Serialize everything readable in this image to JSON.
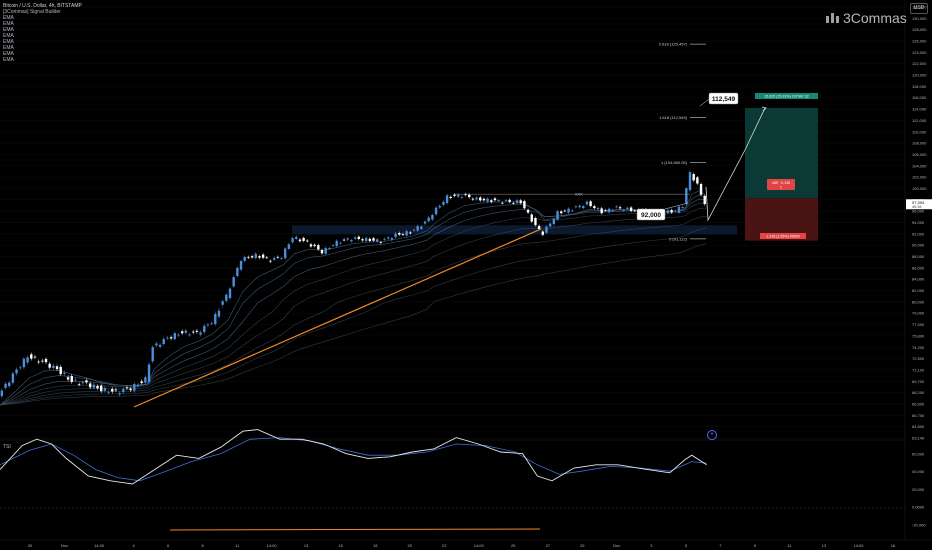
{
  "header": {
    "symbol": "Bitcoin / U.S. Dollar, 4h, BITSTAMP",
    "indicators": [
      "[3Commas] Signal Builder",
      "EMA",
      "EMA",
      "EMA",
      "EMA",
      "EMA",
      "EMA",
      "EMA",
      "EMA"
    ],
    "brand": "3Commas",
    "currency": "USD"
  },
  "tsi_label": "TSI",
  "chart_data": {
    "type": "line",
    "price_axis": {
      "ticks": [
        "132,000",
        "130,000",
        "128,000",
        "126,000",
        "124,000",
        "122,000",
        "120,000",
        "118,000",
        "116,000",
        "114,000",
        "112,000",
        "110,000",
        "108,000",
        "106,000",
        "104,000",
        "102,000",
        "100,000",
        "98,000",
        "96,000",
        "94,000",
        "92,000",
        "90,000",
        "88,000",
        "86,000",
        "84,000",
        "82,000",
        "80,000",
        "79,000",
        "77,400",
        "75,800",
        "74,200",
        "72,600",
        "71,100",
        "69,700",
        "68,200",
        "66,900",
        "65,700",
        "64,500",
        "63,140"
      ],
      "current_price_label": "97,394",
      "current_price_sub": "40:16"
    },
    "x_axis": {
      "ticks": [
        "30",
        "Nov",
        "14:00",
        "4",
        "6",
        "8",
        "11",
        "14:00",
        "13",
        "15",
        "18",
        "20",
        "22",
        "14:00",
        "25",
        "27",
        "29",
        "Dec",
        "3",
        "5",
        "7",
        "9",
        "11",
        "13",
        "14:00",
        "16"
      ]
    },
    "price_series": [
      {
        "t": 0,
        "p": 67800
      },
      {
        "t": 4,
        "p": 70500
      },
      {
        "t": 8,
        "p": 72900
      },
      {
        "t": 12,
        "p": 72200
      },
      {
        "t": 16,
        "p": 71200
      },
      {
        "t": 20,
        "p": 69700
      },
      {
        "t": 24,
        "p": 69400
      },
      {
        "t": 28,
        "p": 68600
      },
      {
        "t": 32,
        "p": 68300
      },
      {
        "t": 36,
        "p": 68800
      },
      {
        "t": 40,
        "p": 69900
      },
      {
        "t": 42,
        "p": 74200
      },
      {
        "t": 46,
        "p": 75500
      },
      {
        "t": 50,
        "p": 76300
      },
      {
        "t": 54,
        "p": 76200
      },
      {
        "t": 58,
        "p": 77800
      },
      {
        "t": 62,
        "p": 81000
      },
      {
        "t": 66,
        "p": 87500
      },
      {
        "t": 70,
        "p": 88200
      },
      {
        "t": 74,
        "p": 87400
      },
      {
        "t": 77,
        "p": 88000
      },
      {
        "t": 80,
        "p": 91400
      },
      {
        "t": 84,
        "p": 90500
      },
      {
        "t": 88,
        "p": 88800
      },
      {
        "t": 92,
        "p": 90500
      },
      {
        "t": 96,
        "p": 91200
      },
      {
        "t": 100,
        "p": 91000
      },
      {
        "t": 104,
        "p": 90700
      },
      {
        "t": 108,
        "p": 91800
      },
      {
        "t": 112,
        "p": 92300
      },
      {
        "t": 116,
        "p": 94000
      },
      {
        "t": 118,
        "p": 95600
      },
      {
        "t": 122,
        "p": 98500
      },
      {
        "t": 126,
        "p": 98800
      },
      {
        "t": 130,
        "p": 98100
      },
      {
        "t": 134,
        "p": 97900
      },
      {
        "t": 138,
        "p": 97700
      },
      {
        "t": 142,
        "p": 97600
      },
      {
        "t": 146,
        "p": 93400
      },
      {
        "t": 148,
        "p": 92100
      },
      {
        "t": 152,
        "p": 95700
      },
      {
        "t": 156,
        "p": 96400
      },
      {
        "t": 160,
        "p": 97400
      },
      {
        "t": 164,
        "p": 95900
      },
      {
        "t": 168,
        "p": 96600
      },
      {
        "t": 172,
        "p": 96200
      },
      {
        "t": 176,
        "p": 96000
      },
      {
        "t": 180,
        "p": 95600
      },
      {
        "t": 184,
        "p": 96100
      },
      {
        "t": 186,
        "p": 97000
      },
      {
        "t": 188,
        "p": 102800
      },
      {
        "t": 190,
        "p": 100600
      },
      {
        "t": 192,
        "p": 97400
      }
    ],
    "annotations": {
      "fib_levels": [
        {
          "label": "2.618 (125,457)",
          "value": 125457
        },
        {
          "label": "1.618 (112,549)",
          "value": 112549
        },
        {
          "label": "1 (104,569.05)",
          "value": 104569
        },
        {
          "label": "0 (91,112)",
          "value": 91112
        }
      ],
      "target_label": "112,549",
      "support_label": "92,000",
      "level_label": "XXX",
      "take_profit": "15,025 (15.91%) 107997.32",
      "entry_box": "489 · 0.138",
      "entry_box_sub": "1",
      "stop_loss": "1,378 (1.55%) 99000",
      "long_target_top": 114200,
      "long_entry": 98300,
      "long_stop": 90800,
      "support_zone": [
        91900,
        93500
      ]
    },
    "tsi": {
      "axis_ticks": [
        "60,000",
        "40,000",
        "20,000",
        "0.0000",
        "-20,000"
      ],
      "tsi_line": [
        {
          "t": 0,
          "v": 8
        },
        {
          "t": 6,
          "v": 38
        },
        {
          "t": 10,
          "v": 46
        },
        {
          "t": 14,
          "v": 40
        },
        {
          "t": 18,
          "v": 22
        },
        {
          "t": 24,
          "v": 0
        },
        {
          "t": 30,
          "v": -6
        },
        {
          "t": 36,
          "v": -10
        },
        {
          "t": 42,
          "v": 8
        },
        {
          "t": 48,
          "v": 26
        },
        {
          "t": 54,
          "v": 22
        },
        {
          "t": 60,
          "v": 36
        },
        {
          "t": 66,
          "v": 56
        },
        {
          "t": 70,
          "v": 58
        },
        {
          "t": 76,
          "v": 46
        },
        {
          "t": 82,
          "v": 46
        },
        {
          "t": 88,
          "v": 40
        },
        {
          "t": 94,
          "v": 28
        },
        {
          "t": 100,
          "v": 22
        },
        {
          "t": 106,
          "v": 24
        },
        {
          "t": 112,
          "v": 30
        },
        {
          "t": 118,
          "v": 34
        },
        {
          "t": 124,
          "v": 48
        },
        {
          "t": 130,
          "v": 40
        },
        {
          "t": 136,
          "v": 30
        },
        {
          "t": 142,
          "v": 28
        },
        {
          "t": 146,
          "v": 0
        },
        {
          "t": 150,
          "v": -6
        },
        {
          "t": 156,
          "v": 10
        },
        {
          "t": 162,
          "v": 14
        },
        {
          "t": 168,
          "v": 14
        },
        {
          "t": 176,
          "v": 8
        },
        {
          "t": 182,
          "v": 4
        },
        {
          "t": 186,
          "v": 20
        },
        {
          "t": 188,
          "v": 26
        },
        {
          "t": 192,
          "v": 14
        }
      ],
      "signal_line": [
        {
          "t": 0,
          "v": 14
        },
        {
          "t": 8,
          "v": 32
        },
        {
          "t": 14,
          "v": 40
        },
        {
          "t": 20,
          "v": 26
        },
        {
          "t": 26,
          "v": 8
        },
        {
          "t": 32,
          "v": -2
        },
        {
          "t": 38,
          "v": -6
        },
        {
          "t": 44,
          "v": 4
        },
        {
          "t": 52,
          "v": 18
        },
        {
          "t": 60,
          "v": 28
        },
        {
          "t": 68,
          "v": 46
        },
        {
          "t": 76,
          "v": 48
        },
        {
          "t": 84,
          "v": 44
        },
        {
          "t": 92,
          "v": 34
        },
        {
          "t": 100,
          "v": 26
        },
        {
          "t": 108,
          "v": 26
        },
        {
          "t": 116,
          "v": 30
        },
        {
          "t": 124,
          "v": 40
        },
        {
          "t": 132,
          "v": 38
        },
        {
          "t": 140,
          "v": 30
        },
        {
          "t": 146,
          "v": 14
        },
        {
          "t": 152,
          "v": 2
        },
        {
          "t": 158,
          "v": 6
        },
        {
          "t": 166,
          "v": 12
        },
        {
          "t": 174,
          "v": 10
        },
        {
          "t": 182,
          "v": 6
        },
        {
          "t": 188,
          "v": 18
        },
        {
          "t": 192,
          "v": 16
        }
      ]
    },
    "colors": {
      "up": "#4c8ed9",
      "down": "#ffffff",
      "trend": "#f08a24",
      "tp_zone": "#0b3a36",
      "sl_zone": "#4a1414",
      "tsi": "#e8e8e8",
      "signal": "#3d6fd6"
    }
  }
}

━━━━━━━━━━━━━━━━

STATED EXERCISE.
Look over the records above and copy each line that includes the string "value".

FULL ANSWER.
          "value": 125457
          "value": 112549
          "value": 104569
          "value": 91112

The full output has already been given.